Problem requirements ▸ Each entry must be reproduced precisely as it stands.

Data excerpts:

___

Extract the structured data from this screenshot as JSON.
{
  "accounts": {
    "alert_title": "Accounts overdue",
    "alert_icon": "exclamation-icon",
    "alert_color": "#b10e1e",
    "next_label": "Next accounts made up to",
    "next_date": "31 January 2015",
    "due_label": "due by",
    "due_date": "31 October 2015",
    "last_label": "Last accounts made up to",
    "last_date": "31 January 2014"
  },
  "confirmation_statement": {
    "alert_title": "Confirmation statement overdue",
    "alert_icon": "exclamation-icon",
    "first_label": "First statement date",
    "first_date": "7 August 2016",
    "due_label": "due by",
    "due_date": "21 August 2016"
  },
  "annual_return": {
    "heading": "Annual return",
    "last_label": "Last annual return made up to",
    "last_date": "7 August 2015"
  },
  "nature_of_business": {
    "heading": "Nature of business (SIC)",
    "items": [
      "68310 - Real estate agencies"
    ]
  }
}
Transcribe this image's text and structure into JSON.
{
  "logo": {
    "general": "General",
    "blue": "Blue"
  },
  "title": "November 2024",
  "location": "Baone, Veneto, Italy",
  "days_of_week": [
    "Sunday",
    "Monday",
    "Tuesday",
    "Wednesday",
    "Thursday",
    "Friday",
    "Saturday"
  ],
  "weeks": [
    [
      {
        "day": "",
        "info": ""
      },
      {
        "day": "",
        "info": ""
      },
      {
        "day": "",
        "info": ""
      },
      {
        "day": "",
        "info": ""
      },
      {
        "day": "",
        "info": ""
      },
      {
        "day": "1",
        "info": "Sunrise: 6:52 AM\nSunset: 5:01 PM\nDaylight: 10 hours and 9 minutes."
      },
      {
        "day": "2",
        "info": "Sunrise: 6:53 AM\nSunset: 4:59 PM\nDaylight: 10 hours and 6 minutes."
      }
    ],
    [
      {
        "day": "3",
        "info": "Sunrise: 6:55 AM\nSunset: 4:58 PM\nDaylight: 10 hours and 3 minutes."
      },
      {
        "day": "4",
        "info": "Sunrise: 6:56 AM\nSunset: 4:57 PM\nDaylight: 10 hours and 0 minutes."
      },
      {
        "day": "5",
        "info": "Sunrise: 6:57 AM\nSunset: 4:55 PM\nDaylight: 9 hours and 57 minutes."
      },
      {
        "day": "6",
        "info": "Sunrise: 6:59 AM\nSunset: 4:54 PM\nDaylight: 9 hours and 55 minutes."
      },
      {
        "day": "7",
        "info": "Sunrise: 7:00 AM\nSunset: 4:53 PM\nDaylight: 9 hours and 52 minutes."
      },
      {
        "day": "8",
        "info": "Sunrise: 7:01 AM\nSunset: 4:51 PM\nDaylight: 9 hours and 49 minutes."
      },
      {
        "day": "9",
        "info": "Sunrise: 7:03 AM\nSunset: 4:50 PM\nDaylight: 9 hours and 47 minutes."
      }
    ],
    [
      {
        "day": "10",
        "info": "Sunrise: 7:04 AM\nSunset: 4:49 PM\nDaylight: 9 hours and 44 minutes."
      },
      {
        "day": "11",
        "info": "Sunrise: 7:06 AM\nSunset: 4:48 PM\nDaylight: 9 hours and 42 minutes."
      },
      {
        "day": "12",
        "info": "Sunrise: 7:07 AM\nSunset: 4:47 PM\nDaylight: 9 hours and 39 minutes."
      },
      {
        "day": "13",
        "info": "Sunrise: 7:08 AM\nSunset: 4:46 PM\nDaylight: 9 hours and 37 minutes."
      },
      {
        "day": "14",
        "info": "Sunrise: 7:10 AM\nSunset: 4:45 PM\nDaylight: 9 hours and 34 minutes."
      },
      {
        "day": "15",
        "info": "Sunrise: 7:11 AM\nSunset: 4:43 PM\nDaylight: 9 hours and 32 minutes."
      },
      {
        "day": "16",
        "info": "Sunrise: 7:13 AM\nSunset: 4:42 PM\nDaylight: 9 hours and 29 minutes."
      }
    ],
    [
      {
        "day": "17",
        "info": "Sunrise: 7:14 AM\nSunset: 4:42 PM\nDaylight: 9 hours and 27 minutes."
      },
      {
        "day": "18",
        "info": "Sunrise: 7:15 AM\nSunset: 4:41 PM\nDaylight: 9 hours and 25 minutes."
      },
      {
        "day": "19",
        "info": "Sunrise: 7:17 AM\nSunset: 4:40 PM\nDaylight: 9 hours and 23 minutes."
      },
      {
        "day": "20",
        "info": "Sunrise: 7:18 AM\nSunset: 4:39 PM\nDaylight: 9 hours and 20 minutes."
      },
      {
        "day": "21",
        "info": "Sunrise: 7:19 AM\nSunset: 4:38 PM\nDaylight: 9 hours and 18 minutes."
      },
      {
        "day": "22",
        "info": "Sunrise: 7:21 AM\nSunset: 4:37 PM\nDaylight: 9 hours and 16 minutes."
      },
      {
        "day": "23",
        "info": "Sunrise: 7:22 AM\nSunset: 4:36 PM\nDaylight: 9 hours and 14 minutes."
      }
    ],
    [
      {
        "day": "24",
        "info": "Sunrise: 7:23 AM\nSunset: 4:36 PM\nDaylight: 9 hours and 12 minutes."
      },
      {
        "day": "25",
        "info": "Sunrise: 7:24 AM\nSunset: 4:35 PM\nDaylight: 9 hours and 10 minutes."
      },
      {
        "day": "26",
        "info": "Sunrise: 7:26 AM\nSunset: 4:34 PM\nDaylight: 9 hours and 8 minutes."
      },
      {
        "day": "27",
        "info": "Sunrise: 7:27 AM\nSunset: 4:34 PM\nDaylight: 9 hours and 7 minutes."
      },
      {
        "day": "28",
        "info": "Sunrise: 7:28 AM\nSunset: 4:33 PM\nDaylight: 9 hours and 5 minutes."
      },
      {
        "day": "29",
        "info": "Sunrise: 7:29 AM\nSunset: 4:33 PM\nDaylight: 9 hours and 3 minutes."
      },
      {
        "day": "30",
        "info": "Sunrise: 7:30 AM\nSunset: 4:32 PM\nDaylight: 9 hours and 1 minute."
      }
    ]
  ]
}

___

Correct result ▸
Extract the structured data from this screenshot as JSON.
{
  "accounts": {
    "alert_title": "Accounts overdue",
    "alert_icon": "exclamation-icon",
    "alert_color": "#b10e1e",
    "next_label": "Next accounts made up to",
    "next_date": "31 January 2015",
    "due_label": "due by",
    "due_date": "31 October 2015",
    "last_label": "Last accounts made up to",
    "last_date": "31 January 2014"
  },
  "confirmation_statement": {
    "alert_title": "Confirmation statement overdue",
    "alert_icon": "exclamation-icon",
    "first_label": "First statement date",
    "first_date": "7 August 2016",
    "due_label": "due by",
    "due_date": "21 August 2016"
  },
  "annual_return": {
    "heading": "Annual return",
    "last_label": "Last annual return made up to",
    "last_date": "7 August 2015"
  },
  "nature_of_business": {
    "heading": "Nature of business (SIC)",
    "items": [
      "68310 - Real estate agencies"
    ]
  }
}
Transcribe this image's text and structure into JSON.
{
  "logo": {
    "general": "General",
    "blue": "Blue"
  },
  "title": "November 2024",
  "location": "Baone, Veneto, Italy",
  "days_of_week": [
    "Sunday",
    "Monday",
    "Tuesday",
    "Wednesday",
    "Thursday",
    "Friday",
    "Saturday"
  ],
  "weeks": [
    [
      {
        "day": "",
        "info": ""
      },
      {
        "day": "",
        "info": ""
      },
      {
        "day": "",
        "info": ""
      },
      {
        "day": "",
        "info": ""
      },
      {
        "day": "",
        "info": ""
      },
      {
        "day": "1",
        "info": "Sunrise: 6:52 AM\nSunset: 5:01 PM\nDaylight: 10 hours and 9 minutes."
      },
      {
        "day": "2",
        "info": "Sunrise: 6:53 AM\nSunset: 4:59 PM\nDaylight: 10 hours and 6 minutes."
      }
    ],
    [
      {
        "day": "3",
        "info": "Sunrise: 6:55 AM\nSunset: 4:58 PM\nDaylight: 10 hours and 3 minutes."
      },
      {
        "day": "4",
        "info": "Sunrise: 6:56 AM\nSunset: 4:57 PM\nDaylight: 10 hours and 0 minutes."
      },
      {
        "day": "5",
        "info": "Sunrise: 6:57 AM\nSunset: 4:55 PM\nDaylight: 9 hours and 57 minutes."
      },
      {
        "day": "6",
        "info": "Sunrise: 6:59 AM\nSunset: 4:54 PM\nDaylight: 9 hours and 55 minutes."
      },
      {
        "day": "7",
        "info": "Sunrise: 7:00 AM\nSunset: 4:53 PM\nDaylight: 9 hours and 52 minutes."
      },
      {
        "day": "8",
        "info": "Sunrise: 7:01 AM\nSunset: 4:51 PM\nDaylight: 9 hours and 49 minutes."
      },
      {
        "day": "9",
        "info": "Sunrise: 7:03 AM\nSunset: 4:50 PM\nDaylight: 9 hours and 47 minutes."
      }
    ],
    [
      {
        "day": "10",
        "info": "Sunrise: 7:04 AM\nSunset: 4:49 PM\nDaylight: 9 hours and 44 minutes."
      },
      {
        "day": "11",
        "info": "Sunrise: 7:06 AM\nSunset: 4:48 PM\nDaylight: 9 hours and 42 minutes."
      },
      {
        "day": "12",
        "info": "Sunrise: 7:07 AM\nSunset: 4:47 PM\nDaylight: 9 hours and 39 minutes."
      },
      {
        "day": "13",
        "info": "Sunrise: 7:08 AM\nSunset: 4:46 PM\nDaylight: 9 hours and 37 minutes."
      },
      {
        "day": "14",
        "info": "Sunrise: 7:10 AM\nSunset: 4:45 PM\nDaylight: 9 hours and 34 minutes."
      },
      {
        "day": "15",
        "info": "Sunrise: 7:11 AM\nSunset: 4:43 PM\nDaylight: 9 hours and 32 minutes."
      },
      {
        "day": "16",
        "info": "Sunrise: 7:13 AM\nSunset: 4:42 PM\nDaylight: 9 hours and 29 minutes."
      }
    ],
    [
      {
        "day": "17",
        "info": "Sunrise: 7:14 AM\nSunset: 4:42 PM\nDaylight: 9 hours and 27 minutes."
      },
      {
        "day": "18",
        "info": "Sunrise: 7:15 AM\nSunset: 4:41 PM\nDaylight: 9 hours and 25 minutes."
      },
      {
        "day": "19",
        "info": "Sunrise: 7:17 AM\nSunset: 4:40 PM\nDaylight: 9 hours and 23 minutes."
      },
      {
        "day": "20",
        "info": "Sunrise: 7:18 AM\nSunset: 4:39 PM\nDaylight: 9 hours and 20 minutes."
      },
      {
        "day": "21",
        "info": "Sunrise: 7:19 AM\nSunset: 4:38 PM\nDaylight: 9 hours and 18 minutes."
      },
      {
        "day": "22",
        "info": "Sunrise: 7:21 AM\nSunset: 4:37 PM\nDaylight: 9 hours and 16 minutes."
      },
      {
        "day": "23",
        "info": "Sunrise: 7:22 AM\nSunset: 4:36 PM\nDaylight: 9 hours and 14 minutes."
      }
    ],
    [
      {
        "day": "24",
        "info": "Sunrise: 7:23 AM\nSunset: 4:36 PM\nDaylight: 9 hours and 12 minutes."
      },
      {
        "day": "25",
        "info": "Sunrise: 7:24 AM\nSunset: 4:35 PM\nDaylight: 9 hours and 10 minutes."
      },
      {
        "day": "26",
        "info": "Sunrise: 7:26 AM\nSunset: 4:34 PM\nDaylight: 9 hours and 8 minutes."
      },
      {
        "day": "27",
        "info": "Sunrise: 7:27 AM\nSunset: 4:34 PM\nDaylight: 9 hours and 7 minutes."
      },
      {
        "day": "28",
        "info": "Sunrise: 7:28 AM\nSunset: 4:33 PM\nDaylight: 9 hours and 5 minutes."
      },
      {
        "day": "29",
        "info": "Sunrise: 7:29 AM\nSunset: 4:33 PM\nDaylight: 9 hours and 3 minutes."
      },
      {
        "day": "30",
        "info": "Sunrise: 7:30 AM\nSunset: 4:32 PM\nDaylight: 9 hours and 1 minute."
      }
    ]
  ]
}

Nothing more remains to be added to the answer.